SHORT PROBLEM: Print, exactly and completely, every entry in the data.

Some records:
•••

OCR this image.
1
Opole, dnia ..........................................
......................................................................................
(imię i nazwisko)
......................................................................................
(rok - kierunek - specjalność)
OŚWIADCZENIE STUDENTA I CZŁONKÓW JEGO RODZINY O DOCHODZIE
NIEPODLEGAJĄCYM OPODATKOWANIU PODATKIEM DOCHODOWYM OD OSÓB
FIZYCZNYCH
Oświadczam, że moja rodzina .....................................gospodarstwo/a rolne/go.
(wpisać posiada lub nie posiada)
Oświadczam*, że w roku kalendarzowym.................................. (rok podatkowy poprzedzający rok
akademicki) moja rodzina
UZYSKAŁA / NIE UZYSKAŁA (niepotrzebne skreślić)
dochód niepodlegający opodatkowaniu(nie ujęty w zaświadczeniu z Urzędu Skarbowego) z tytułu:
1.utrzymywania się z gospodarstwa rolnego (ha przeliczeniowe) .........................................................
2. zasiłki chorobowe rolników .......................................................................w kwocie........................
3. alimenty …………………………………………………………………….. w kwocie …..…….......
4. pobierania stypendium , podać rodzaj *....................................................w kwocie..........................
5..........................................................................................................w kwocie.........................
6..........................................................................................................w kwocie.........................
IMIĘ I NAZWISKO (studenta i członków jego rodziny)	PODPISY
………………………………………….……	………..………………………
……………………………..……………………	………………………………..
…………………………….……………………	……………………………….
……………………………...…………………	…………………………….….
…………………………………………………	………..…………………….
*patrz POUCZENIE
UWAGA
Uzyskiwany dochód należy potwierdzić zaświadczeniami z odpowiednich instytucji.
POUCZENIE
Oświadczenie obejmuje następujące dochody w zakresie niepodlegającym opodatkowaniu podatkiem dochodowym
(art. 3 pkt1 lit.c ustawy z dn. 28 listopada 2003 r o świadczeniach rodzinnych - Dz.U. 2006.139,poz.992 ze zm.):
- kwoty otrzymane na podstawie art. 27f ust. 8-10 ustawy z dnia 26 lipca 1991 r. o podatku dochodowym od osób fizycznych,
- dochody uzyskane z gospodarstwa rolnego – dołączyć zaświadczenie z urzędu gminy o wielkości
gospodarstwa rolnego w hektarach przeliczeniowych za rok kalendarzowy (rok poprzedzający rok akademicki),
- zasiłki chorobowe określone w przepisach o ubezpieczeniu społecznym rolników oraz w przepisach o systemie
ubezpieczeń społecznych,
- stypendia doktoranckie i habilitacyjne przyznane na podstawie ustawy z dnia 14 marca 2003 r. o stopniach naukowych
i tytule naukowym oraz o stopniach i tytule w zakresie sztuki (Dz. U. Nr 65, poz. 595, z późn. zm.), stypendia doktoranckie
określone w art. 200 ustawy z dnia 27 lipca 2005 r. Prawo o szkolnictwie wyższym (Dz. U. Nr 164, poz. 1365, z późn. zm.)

•••

FINAL ANSWER:
OCR this image.
1
Opole, dnia ..........................................
......................................................................................
(imię i nazwisko)
......................................................................................
(rok - kierunek - specjalność)
OŚWIADCZENIE STUDENTA I CZŁONKÓW JEGO RODZINY O DOCHODZIE
NIEPODLEGAJĄCYM OPODATKOWANIU PODATKIEM DOCHODOWYM OD OSÓB
FIZYCZNYCH
Oświadczam, że moja rodzina .....................................gospodarstwo/a rolne/go.
(wpisać posiada lub nie posiada)
Oświadczam*, że w roku kalendarzowym.................................. (rok podatkowy poprzedzający rok
akademicki) moja rodzina
UZYSKAŁA / NIE UZYSKAŁA (niepotrzebne skreślić)
dochód niepodlegający opodatkowaniu(nie ujęty w zaświadczeniu z Urzędu Skarbowego) z tytułu:
1.utrzymywania się z gospodarstwa rolnego (ha przeliczeniowe) .........................................................
2. zasiłki chorobowe rolników .......................................................................w kwocie........................
3. alimenty …………………………………………………………………….. w kwocie …..…….......
4. pobierania stypendium , podać rodzaj *....................................................w kwocie..........................
5..........................................................................................................w kwocie.........................
6..........................................................................................................w kwocie.........................
IMIĘ I NAZWISKO (studenta i członków jego rodziny)	PODPISY
………………………………………….……	………..………………………
……………………………..……………………	………………………………..
…………………………….……………………	……………………………….
……………………………...…………………	…………………………….….
…………………………………………………	………..…………………….
*patrz POUCZENIE
UWAGA
Uzyskiwany dochód należy potwierdzić zaświadczeniami z odpowiednich instytucji.
POUCZENIE
Oświadczenie obejmuje następujące dochody w zakresie niepodlegającym opodatkowaniu podatkiem dochodowym
(art. 3 pkt1 lit.c ustawy z dn. 28 listopada 2003 r o świadczeniach rodzinnych - Dz.U. 2006.139,poz.992 ze zm.):
- kwoty otrzymane na podstawie art. 27f ust. 8-10 ustawy z dnia 26 lipca 1991 r. o podatku dochodowym od osób fizycznych,
- dochody uzyskane z gospodarstwa rolnego – dołączyć zaświadczenie z urzędu gminy o wielkości
gospodarstwa rolnego w hektarach przeliczeniowych za rok kalendarzowy (rok poprzedzający rok akademicki),
- zasiłki chorobowe określone w przepisach o ubezpieczeniu społecznym rolników oraz w przepisach o systemie
ubezpieczeń społecznych,
- stypendia doktoranckie i habilitacyjne przyznane na podstawie ustawy z dnia 14 marca 2003 r. o stopniach naukowych
i tytule naukowym oraz o stopniach i tytule w zakresie sztuki (Dz. U. Nr 65, poz. 595, z późn. zm.), stypendia doktoranckie
określone w art. 200 ustawy z dnia 27 lipca 2005 r. Prawo o szkolnictwie wyższym (Dz. U. Nr 164, poz. 1365, z późn. zm.)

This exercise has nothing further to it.